* **GIVEN REQUEST**: Skip the pictures and repeat each line of the data exactly.

* **RECORDS**:
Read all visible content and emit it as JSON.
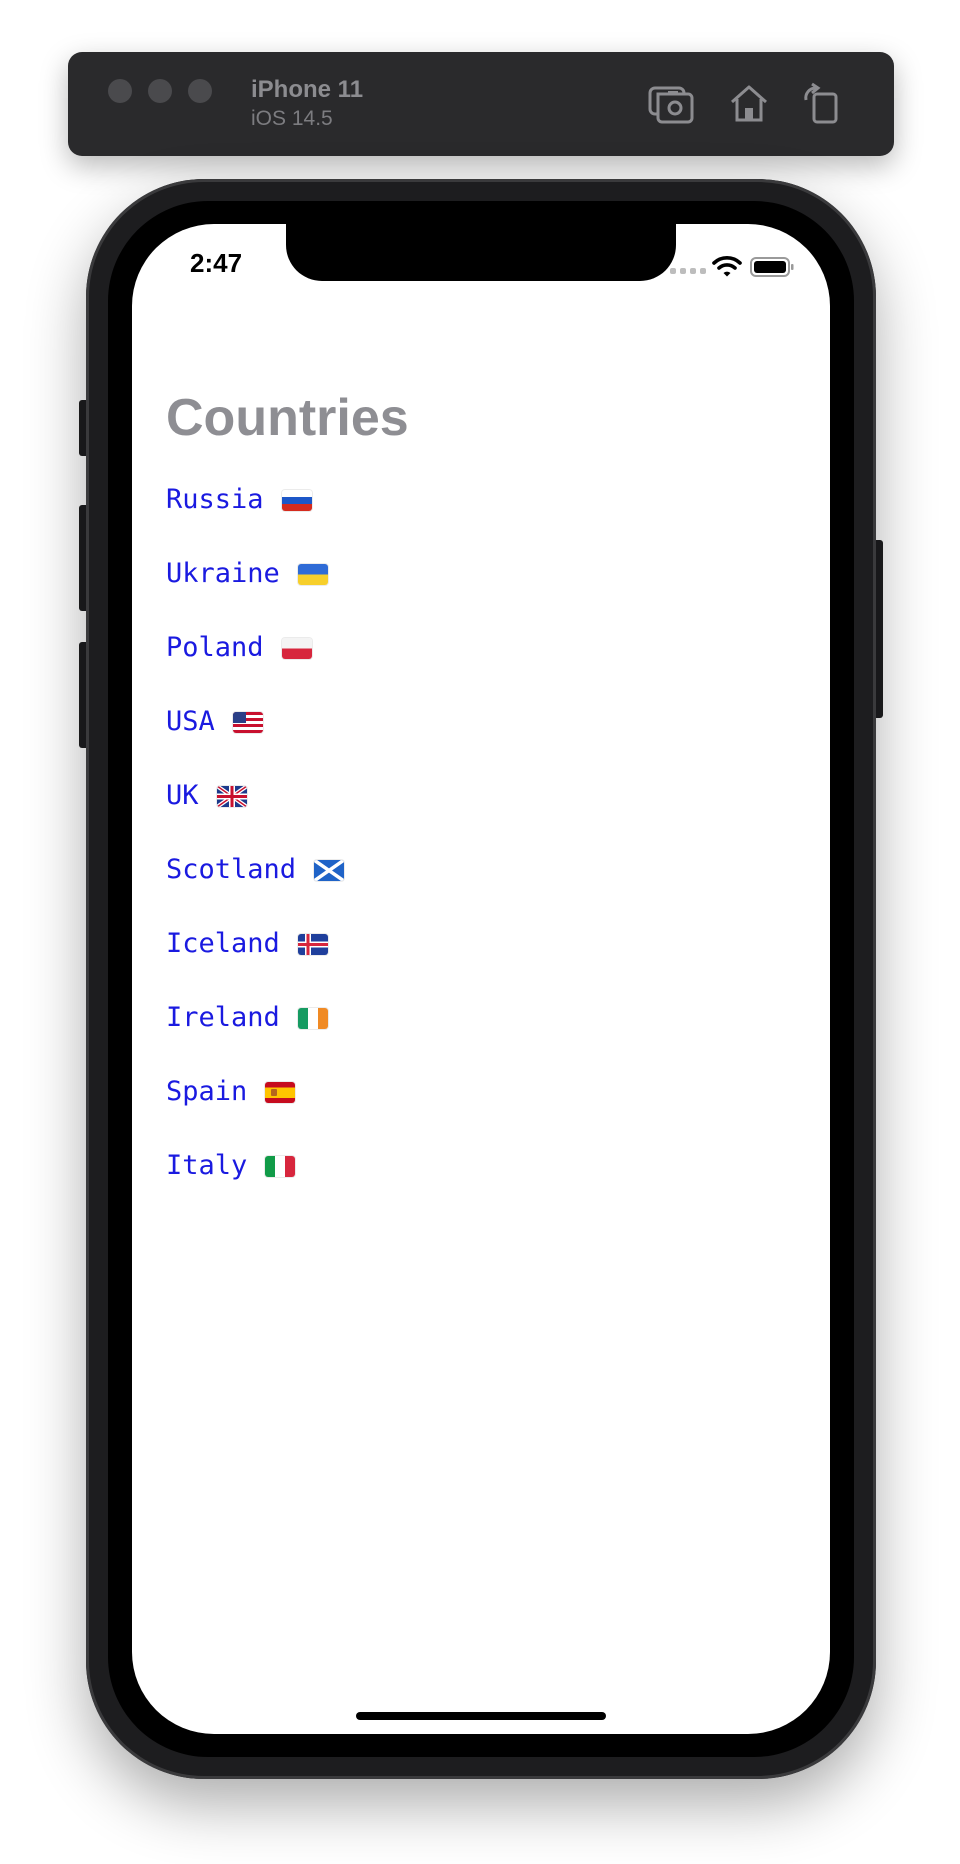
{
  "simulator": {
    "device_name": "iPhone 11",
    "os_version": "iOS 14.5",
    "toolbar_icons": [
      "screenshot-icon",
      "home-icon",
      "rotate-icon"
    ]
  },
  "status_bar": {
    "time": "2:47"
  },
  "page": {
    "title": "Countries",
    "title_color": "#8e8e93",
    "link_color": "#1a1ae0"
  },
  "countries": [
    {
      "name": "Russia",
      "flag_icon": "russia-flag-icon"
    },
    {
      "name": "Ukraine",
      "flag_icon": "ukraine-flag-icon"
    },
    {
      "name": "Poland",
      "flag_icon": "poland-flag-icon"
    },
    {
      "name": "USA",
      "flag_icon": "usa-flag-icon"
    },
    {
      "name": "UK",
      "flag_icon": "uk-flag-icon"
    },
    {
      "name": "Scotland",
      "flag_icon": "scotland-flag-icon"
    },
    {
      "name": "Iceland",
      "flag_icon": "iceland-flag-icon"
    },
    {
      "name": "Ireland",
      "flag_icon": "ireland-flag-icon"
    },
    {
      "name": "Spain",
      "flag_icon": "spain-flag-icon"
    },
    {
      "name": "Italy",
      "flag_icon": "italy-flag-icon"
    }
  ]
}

* **SOLVED PROBLEM**:
Read all visible content and emit it as JSON.
{
  "simulator": {
    "device_name": "iPhone 11",
    "os_version": "iOS 14.5",
    "toolbar_icons": [
      "screenshot-icon",
      "home-icon",
      "rotate-icon"
    ]
  },
  "status_bar": {
    "time": "2:47"
  },
  "page": {
    "title": "Countries",
    "title_color": "#8e8e93",
    "link_color": "#1a1ae0"
  },
  "countries": [
    {
      "name": "Russia",
      "flag_icon": "russia-flag-icon"
    },
    {
      "name": "Ukraine",
      "flag_icon": "ukraine-flag-icon"
    },
    {
      "name": "Poland",
      "flag_icon": "poland-flag-icon"
    },
    {
      "name": "USA",
      "flag_icon": "usa-flag-icon"
    },
    {
      "name": "UK",
      "flag_icon": "uk-flag-icon"
    },
    {
      "name": "Scotland",
      "flag_icon": "scotland-flag-icon"
    },
    {
      "name": "Iceland",
      "flag_icon": "iceland-flag-icon"
    },
    {
      "name": "Ireland",
      "flag_icon": "ireland-flag-icon"
    },
    {
      "name": "Spain",
      "flag_icon": "spain-flag-icon"
    },
    {
      "name": "Italy",
      "flag_icon": "italy-flag-icon"
    }
  ]
}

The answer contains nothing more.